**LIST OF TASKS**
1. From the article on the 2020 Northern Arizona football team, return the passage starting at "- Home stadium: Walkup" and ending at "Big Sky Conference.", copied word for word.
2. Name every person mentioned in the article on the 2020 Northern Arizona football team, each one once.
3. Extend the article on the 2020 Northern Arizona Lumberjacks football team, picking up after its last sentence.

**EXCERPTED PASSAGE**
- Conference: Big Sky Conference
- Record: 3–2 (3–2 Big Sky)
- Head coach: Chris Ball (2nd season);
- Offensive coordinator: Aaron Pflugrad (3rd season)
- Defensive coordinator: Jerry Partridge (2nd season)
- Home stadium: Walkup Skydome

= 2020 Northern Arizona Lumberjacks football team =

American college football season

The 2020 Northern Arizona Lumberjacks football team represented Northern Arizona University in the 2020–21 NCAA Division I FCS football season. They were led by 2nd-year head coach Chris Ball and played their home games at the Walkup Skydome. They played as members of the Big Sky Conference.

**Annotated element listings**
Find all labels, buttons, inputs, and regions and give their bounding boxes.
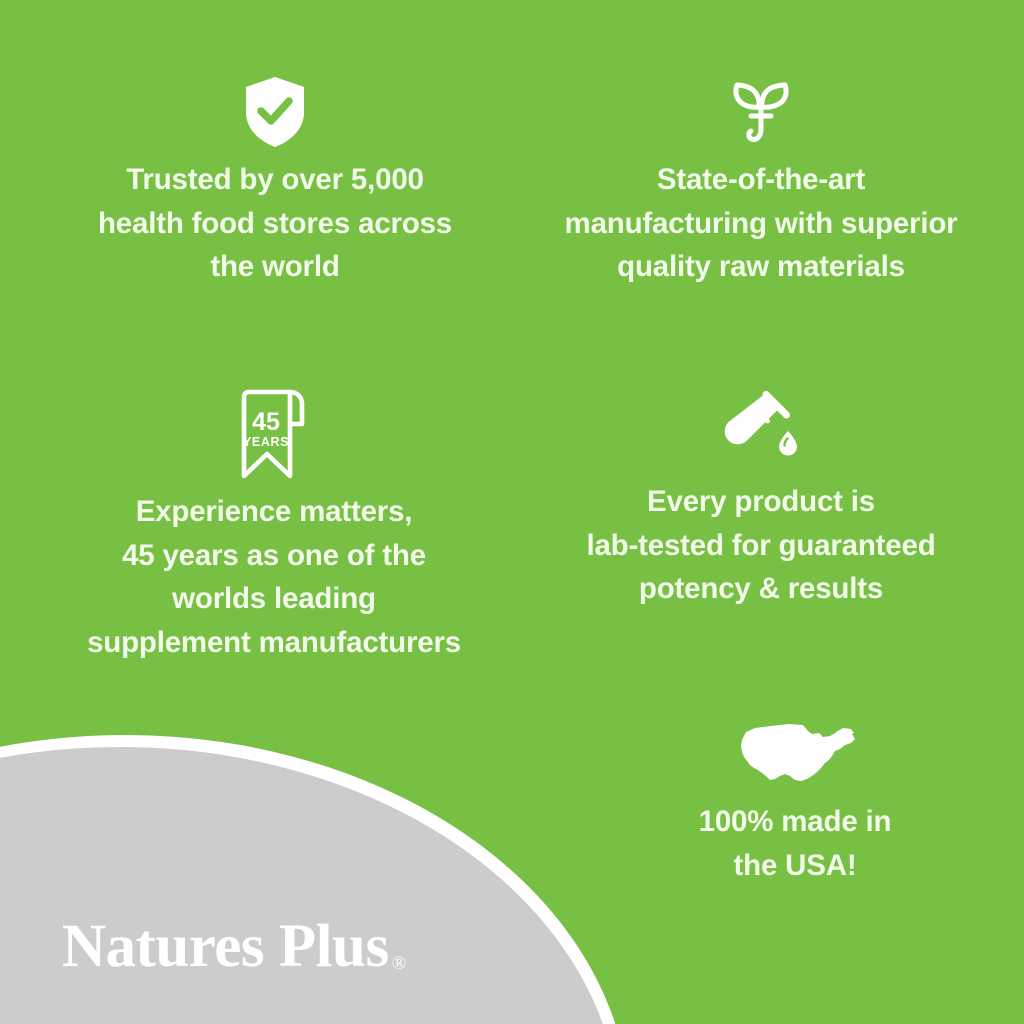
sprout-icon [728, 76, 794, 148]
feature-item-experience: 45 YEARS Experience matters, 45 years as… [36, 388, 512, 665]
ribbon-label: YEARS [243, 435, 289, 449]
usa-map-icon [733, 718, 858, 790]
feature-grid: Trusted by over 5,000 health food stores… [0, 0, 1024, 1024]
promo-graphic-canvas: Natures Plus ® Trusted by over 5,000 hea… [0, 0, 1024, 1024]
feature-text-experience: Experience matters, 45 years as one of t… [87, 490, 461, 665]
feature-item-trusted: Trusted by over 5,000 health food stores… [40, 76, 510, 289]
feature-item-made-in-usa: 100% made in the USA! [600, 718, 990, 887]
feature-item-lab-tested: Every product is lab-tested for guarante… [522, 388, 1000, 611]
brand-logo: Natures Plus ® [62, 916, 406, 977]
test-tube-droplet-icon [722, 388, 800, 470]
brand-logo-text: Natures Plus [62, 916, 389, 977]
shield-check-icon [244, 76, 306, 148]
feature-text-trusted: Trusted by over 5,000 health food stores… [98, 158, 452, 289]
feature-text-made-in-usa: 100% made in the USA! [699, 800, 892, 887]
feature-item-manufacturing: State-of-the-art manufacturing with supe… [520, 76, 1002, 289]
ribbon-number: 45 [252, 408, 280, 436]
anniversary-ribbon-icon: 45 YEARS [234, 388, 314, 480]
feature-text-manufacturing: State-of-the-art manufacturing with supe… [565, 158, 958, 289]
registered-trademark-icon: ® [392, 954, 406, 973]
feature-text-lab-tested: Every product is lab-tested for guarante… [586, 480, 935, 611]
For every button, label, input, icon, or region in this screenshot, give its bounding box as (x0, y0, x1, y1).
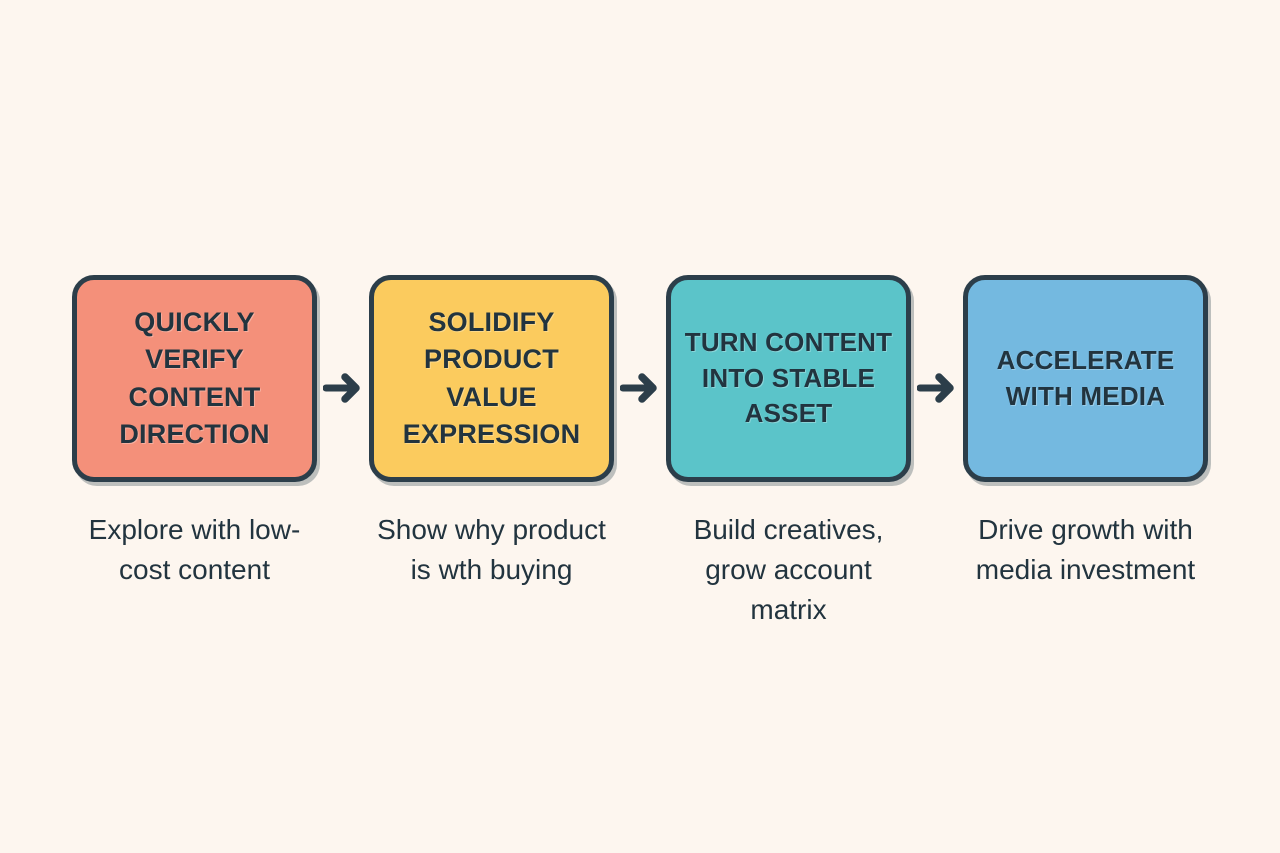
flow-step-1-caption: Explore with low-cost content (72, 510, 317, 590)
flow-step-2[interactable]: SOLIDIFY PRODUCT VALUE EXPRESSION Show w… (369, 275, 614, 590)
flow-connector-3 (911, 275, 963, 482)
flowchart-row: QUICKLY VERIFY CONTENT DIRECTION Explore… (0, 275, 1280, 485)
flow-step-3[interactable]: TURN CONTENT INTO STABLE ASSET Build cre… (666, 275, 911, 629)
flow-step-2-caption: Show why product is wth buying (369, 510, 614, 590)
flow-step-4[interactable]: ACCELERATE WITH MEDIA Drive growth with … (963, 275, 1208, 590)
arrow-right-icon (323, 371, 363, 405)
diagram-canvas: QUICKLY VERIFY CONTENT DIRECTION Explore… (0, 0, 1280, 853)
flow-step-1-box[interactable]: QUICKLY VERIFY CONTENT DIRECTION (72, 275, 317, 482)
flow-step-3-caption: Build creatives, grow account matrix (666, 510, 911, 629)
arrow-right-icon (917, 371, 957, 405)
flow-connector-2 (614, 275, 666, 482)
flow-step-1-title: QUICKLY VERIFY CONTENT DIRECTION (89, 304, 300, 453)
flow-step-4-caption: Drive growth with media investment (963, 510, 1208, 590)
flow-step-1[interactable]: QUICKLY VERIFY CONTENT DIRECTION Explore… (72, 275, 317, 590)
flow-step-3-box[interactable]: TURN CONTENT INTO STABLE ASSET (666, 275, 911, 482)
arrow-right-icon (620, 371, 660, 405)
flow-step-2-box[interactable]: SOLIDIFY PRODUCT VALUE EXPRESSION (369, 275, 614, 482)
flow-step-3-title: TURN CONTENT INTO STABLE ASSET (683, 325, 894, 433)
flow-step-2-title: SOLIDIFY PRODUCT VALUE EXPRESSION (386, 304, 597, 453)
flow-connector-1 (317, 275, 369, 482)
flow-step-4-box[interactable]: ACCELERATE WITH MEDIA (963, 275, 1208, 482)
flow-step-4-title: ACCELERATE WITH MEDIA (980, 343, 1191, 415)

**EXERCISE ANSWERS**
1.
- Home stadium: Walkup Skydome

= 2020 Northern Arizona Lumberjacks football team =

American college football season

The 2020 Northern Arizona Lumberjacks football team represented Northern Arizona University in the 2020–21 NCAA Division I FCS football season. They were led by 2nd-year head coach Chris Ball and played their home games at the Walkup Skydome. They played as members of the Big Sky Conference.

2. Chris Ball, Aaron Pflugrad, Jerry Partridge

3.
==Preseason==
===Polls===
On July 23, 2020, during the virtual Big Sky Kickoff, the Lumberjacks were predicted to finish seventh in the Big Sky by the coaches and ninth by the media.

==Schedule==
Northern Arizona released their full schedule on January 13, 2020. The Lumberjacks had a game scheduled against Arizona State, which was later canceled before the start of the 2020 season.

Despite being a Big Sky opponent, the game against Eastern Washington on September 19 will not count towards the Big Sky Conference standings.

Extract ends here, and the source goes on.